-- start --

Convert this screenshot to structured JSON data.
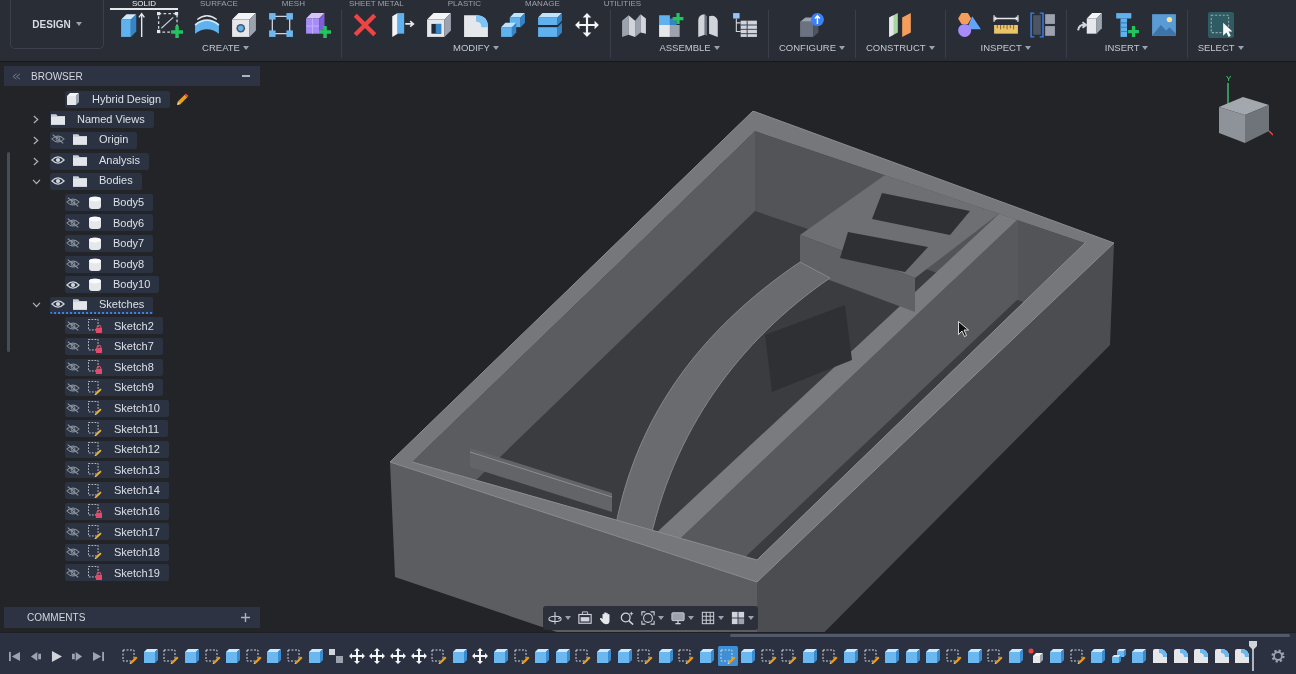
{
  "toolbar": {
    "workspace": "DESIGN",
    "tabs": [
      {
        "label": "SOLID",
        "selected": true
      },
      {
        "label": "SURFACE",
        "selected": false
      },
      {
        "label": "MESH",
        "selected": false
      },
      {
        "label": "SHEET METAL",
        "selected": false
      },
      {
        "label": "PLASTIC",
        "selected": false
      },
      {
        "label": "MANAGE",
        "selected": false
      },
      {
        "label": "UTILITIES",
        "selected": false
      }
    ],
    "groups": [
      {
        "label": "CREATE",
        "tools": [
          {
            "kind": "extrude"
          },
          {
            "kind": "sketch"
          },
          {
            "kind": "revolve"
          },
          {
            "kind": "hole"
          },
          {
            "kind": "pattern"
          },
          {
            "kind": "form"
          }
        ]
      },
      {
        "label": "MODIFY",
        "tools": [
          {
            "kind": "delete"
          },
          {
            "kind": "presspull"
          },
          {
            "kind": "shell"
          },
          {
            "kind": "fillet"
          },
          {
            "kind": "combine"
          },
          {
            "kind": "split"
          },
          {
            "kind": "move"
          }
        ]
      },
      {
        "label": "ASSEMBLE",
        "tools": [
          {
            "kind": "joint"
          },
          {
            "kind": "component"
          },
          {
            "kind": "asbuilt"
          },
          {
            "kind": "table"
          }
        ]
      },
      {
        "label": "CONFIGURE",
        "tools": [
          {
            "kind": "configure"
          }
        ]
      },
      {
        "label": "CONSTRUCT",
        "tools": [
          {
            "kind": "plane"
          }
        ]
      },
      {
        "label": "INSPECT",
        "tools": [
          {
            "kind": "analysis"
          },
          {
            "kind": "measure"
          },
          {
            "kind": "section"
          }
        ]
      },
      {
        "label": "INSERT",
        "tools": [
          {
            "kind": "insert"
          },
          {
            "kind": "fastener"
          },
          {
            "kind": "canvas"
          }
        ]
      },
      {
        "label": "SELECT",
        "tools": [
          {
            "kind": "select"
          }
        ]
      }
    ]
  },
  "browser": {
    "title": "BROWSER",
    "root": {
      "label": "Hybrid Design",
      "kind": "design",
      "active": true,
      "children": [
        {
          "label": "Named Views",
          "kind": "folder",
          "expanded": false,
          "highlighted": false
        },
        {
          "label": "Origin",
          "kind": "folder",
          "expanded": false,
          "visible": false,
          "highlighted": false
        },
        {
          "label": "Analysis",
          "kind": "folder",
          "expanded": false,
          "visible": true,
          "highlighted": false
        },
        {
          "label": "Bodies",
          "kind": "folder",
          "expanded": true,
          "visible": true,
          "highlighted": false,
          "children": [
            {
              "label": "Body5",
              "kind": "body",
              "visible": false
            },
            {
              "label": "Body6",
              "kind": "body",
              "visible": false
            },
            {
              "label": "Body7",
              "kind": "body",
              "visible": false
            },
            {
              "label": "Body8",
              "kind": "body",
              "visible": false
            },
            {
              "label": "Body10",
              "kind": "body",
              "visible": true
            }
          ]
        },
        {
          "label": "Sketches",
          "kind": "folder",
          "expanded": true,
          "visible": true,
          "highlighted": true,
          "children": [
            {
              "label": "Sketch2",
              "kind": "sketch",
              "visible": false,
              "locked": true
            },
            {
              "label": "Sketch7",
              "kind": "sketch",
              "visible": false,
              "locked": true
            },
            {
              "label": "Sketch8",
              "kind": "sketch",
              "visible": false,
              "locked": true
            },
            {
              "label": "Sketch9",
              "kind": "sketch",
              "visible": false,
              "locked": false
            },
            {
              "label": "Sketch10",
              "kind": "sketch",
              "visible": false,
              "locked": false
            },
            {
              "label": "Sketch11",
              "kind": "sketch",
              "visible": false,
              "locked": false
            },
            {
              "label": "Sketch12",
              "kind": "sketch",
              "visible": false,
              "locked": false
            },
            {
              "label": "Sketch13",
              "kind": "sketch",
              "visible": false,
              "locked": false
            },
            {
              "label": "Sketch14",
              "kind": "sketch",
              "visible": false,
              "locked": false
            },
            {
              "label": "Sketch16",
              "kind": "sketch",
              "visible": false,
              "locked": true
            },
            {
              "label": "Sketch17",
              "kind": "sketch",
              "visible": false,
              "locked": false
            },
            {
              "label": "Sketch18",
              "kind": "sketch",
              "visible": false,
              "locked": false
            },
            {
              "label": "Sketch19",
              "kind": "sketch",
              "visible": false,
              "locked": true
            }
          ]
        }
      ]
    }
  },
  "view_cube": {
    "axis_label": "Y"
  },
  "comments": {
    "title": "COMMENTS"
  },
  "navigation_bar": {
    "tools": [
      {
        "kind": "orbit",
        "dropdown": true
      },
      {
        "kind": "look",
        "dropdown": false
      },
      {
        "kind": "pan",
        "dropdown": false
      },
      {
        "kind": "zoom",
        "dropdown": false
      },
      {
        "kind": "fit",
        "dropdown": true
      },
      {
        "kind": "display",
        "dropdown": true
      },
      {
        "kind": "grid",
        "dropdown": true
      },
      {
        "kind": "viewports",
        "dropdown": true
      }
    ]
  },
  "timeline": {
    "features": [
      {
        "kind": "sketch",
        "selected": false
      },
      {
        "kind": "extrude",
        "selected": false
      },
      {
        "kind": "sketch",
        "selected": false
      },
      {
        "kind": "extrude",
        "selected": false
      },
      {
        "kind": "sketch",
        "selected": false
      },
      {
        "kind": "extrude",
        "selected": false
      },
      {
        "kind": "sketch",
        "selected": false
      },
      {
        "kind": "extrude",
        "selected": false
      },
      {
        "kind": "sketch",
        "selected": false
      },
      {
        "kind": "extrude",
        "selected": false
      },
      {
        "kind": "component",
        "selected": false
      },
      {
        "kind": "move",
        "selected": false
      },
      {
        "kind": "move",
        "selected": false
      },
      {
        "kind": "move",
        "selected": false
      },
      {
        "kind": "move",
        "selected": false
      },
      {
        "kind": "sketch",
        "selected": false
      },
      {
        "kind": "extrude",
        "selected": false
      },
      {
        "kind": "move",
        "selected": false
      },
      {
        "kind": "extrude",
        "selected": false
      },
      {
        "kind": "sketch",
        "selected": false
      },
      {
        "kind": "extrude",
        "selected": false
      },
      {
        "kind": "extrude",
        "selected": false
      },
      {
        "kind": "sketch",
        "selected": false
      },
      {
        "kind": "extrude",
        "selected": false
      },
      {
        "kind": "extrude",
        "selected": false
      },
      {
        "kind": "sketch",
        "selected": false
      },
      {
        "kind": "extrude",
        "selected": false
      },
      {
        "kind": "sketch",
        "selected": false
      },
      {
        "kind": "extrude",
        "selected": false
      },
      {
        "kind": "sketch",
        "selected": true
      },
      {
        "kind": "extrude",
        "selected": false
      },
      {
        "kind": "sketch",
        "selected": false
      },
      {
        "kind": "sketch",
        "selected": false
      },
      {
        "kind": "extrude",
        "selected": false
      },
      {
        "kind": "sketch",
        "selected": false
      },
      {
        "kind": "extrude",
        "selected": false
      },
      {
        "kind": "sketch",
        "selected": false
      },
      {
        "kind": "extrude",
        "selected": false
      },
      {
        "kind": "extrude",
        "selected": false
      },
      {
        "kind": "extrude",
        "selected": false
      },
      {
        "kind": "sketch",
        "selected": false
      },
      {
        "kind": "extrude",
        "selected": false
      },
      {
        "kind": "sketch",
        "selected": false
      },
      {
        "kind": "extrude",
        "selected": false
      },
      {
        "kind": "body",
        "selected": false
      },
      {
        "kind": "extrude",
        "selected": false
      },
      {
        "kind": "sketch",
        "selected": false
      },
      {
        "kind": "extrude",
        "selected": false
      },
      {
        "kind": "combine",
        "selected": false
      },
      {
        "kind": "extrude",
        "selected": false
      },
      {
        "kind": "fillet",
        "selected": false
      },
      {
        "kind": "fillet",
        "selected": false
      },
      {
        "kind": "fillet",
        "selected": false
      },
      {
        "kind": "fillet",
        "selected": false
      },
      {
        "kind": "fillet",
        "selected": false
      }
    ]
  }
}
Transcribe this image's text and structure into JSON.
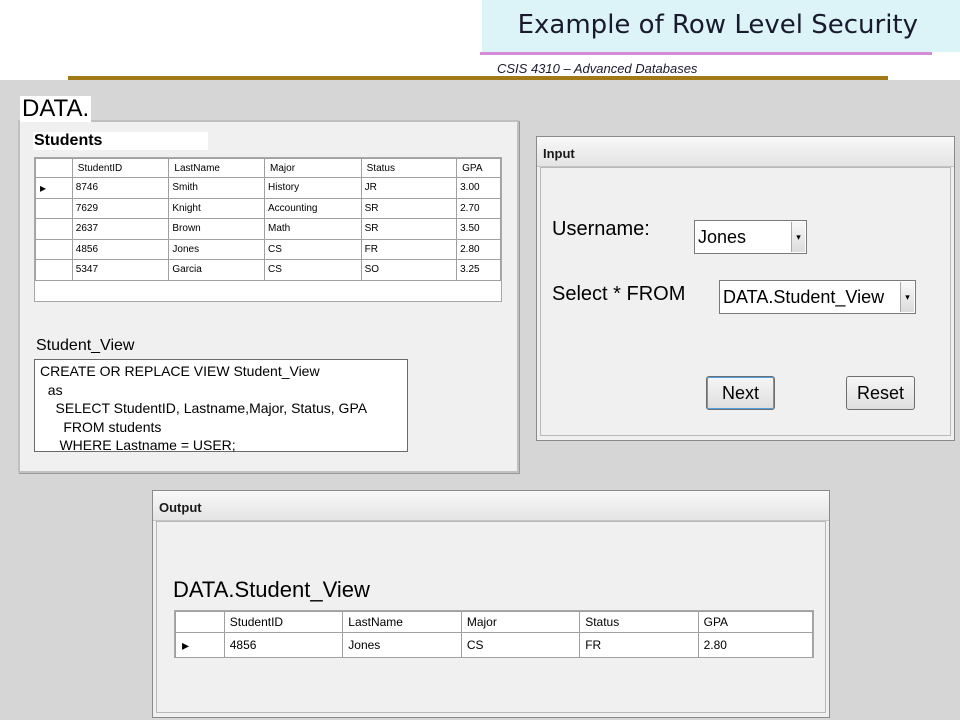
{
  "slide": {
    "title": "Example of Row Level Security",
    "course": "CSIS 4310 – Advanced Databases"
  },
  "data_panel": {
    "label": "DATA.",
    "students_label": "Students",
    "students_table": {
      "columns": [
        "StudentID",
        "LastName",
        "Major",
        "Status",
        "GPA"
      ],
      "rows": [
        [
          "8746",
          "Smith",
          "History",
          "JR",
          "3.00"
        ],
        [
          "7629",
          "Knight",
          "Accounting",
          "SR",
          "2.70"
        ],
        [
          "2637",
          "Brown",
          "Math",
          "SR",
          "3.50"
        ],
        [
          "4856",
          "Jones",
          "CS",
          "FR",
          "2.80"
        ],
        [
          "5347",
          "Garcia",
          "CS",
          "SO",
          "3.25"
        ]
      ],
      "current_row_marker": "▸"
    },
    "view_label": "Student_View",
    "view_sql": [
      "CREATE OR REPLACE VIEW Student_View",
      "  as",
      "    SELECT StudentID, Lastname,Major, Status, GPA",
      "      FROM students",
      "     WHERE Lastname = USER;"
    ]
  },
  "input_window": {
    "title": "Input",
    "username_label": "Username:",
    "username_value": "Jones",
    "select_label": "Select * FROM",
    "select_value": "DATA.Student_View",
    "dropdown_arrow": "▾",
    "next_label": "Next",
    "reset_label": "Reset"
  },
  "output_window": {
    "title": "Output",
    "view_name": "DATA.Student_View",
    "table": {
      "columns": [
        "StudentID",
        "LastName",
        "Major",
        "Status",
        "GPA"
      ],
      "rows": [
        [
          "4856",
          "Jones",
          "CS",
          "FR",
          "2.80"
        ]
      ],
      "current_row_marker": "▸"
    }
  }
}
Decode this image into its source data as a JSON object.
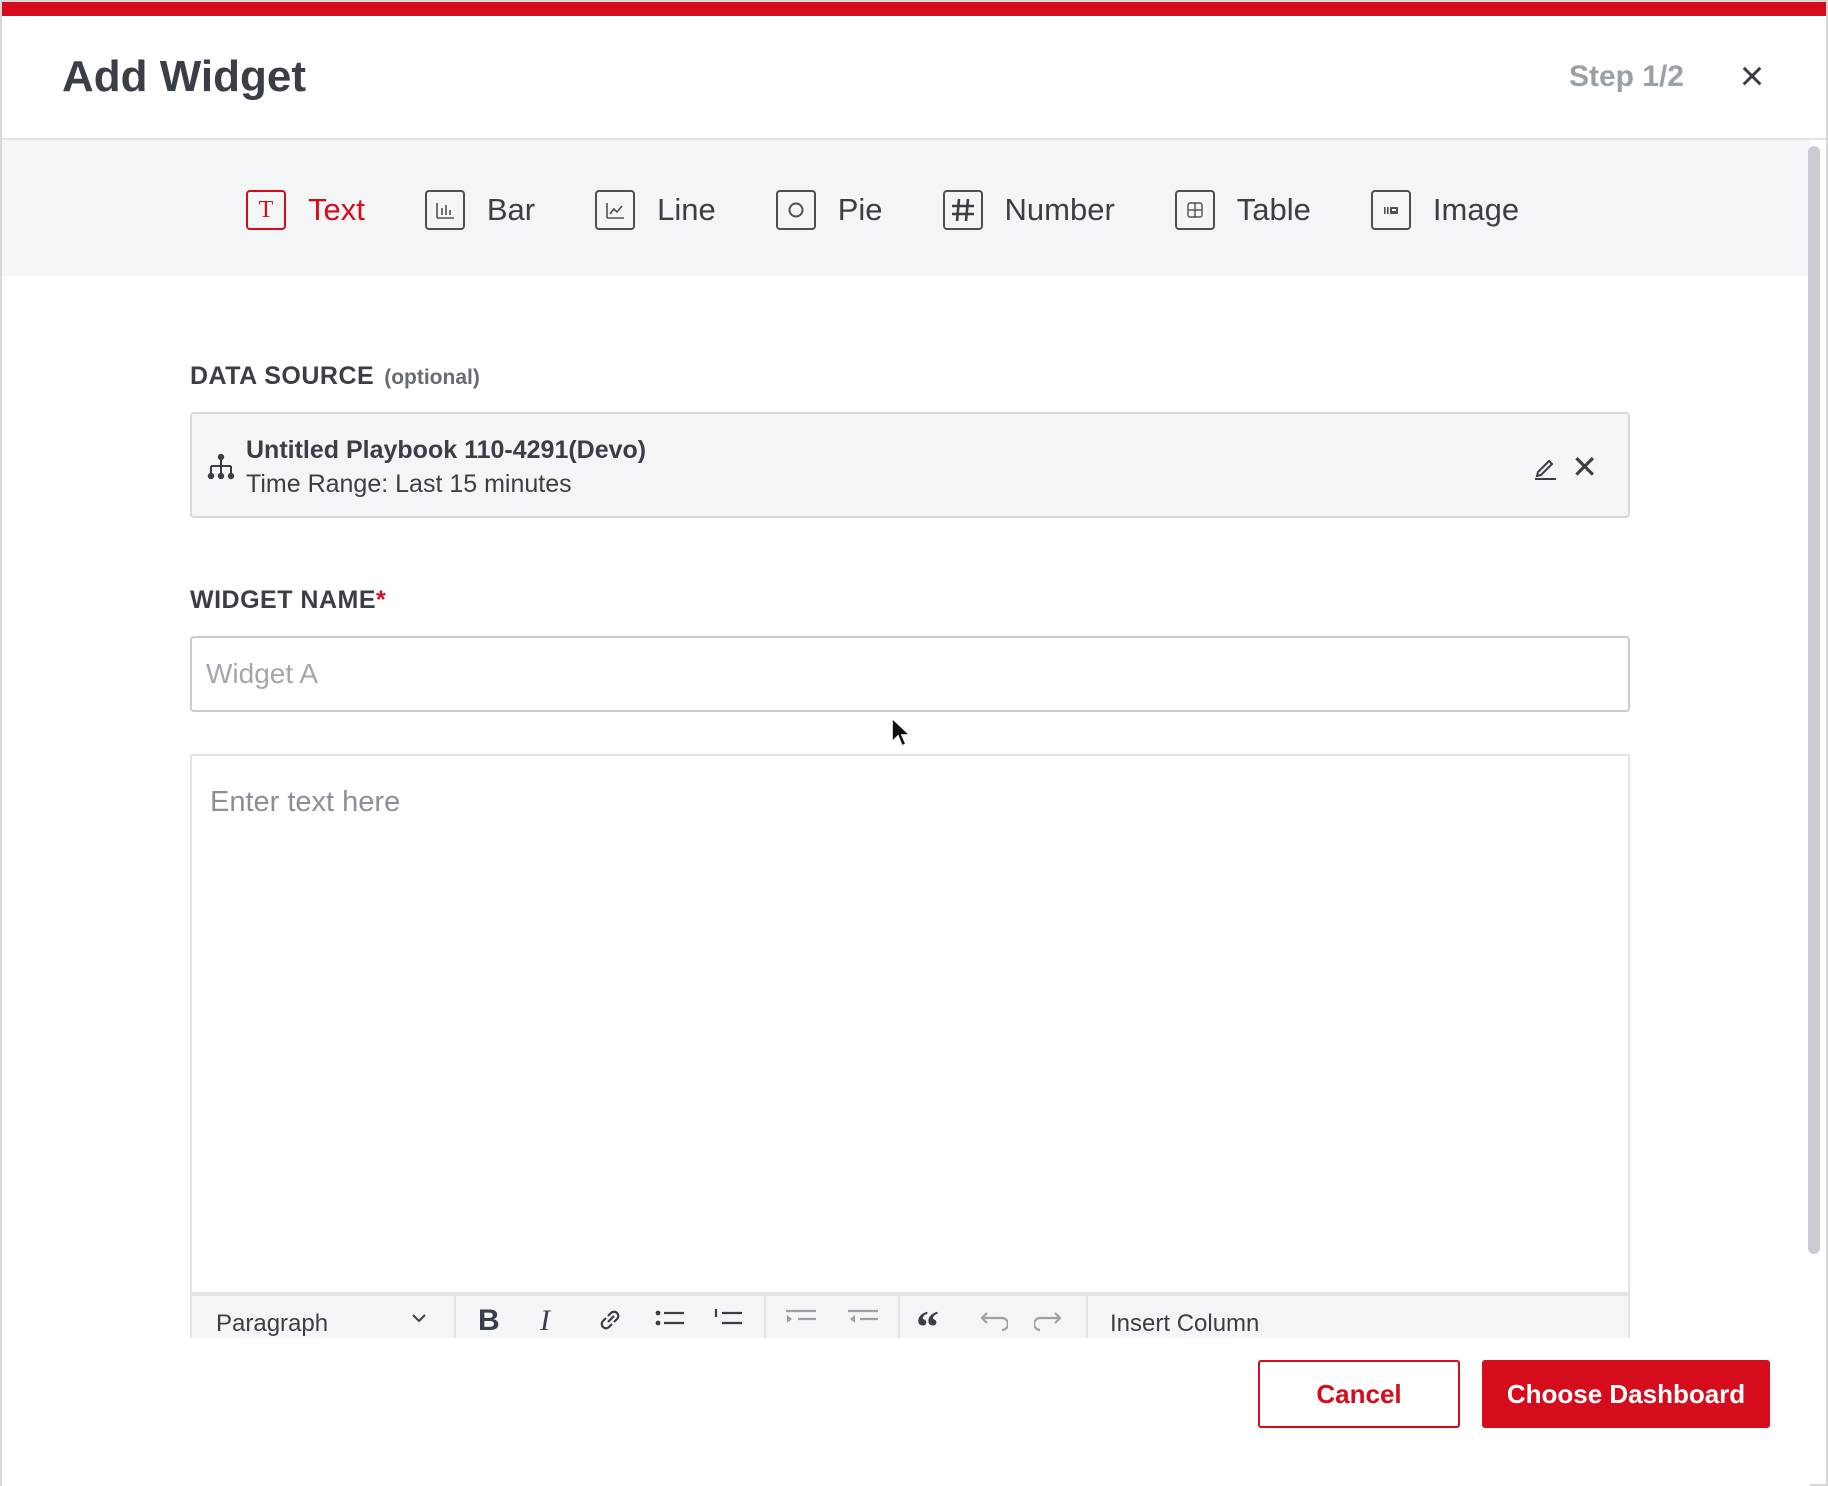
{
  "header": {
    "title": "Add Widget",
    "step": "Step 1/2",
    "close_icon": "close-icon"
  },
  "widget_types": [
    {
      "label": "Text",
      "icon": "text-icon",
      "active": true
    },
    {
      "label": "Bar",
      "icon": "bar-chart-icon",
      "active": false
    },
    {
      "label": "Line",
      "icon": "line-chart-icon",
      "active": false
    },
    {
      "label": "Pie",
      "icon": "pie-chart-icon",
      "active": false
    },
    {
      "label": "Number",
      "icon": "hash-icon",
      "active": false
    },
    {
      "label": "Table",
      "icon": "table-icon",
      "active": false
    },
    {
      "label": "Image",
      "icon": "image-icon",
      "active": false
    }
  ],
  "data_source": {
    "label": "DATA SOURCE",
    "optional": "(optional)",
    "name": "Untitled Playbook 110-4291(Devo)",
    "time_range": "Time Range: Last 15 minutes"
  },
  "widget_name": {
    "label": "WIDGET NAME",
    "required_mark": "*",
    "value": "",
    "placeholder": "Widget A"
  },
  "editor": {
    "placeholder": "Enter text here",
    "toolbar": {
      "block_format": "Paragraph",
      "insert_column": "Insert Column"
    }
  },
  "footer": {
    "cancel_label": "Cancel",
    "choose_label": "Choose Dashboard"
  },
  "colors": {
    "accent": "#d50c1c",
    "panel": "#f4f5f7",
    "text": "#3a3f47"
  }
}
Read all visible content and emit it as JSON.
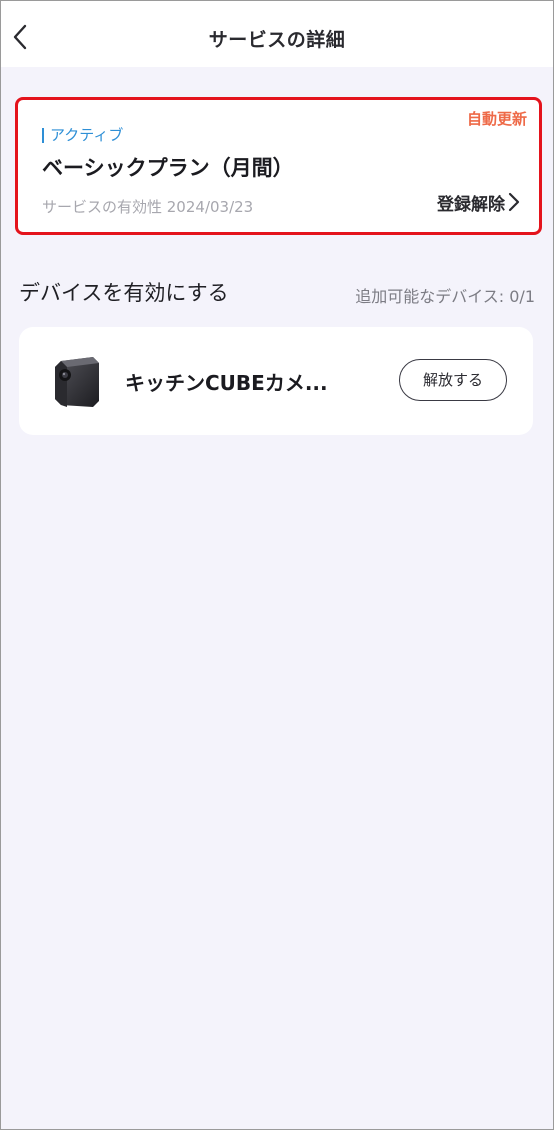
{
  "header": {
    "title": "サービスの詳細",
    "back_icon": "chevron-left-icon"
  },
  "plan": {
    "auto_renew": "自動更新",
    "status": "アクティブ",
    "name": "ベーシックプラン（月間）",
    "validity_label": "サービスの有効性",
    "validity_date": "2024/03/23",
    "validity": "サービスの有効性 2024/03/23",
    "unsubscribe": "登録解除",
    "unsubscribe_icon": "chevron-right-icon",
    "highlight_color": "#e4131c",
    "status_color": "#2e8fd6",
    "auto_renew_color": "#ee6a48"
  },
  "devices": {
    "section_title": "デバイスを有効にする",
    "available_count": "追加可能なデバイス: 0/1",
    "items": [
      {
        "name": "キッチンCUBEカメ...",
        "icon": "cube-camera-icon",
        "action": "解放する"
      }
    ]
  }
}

-- end --

Brief: Copy only this, please: the line with "Read all visible content and emit it as JSON." and every line after it through the end of the data, with no pictures.

Result:
Read all visible content and emit it as JSON.
{
  "header": {
    "title": "サービスの詳細",
    "back_icon": "chevron-left-icon"
  },
  "plan": {
    "auto_renew": "自動更新",
    "status": "アクティブ",
    "name": "ベーシックプラン（月間）",
    "validity_label": "サービスの有効性",
    "validity_date": "2024/03/23",
    "validity": "サービスの有効性 2024/03/23",
    "unsubscribe": "登録解除",
    "unsubscribe_icon": "chevron-right-icon",
    "highlight_color": "#e4131c",
    "status_color": "#2e8fd6",
    "auto_renew_color": "#ee6a48"
  },
  "devices": {
    "section_title": "デバイスを有効にする",
    "available_count": "追加可能なデバイス: 0/1",
    "items": [
      {
        "name": "キッチンCUBEカメ...",
        "icon": "cube-camera-icon",
        "action": "解放する"
      }
    ]
  }
}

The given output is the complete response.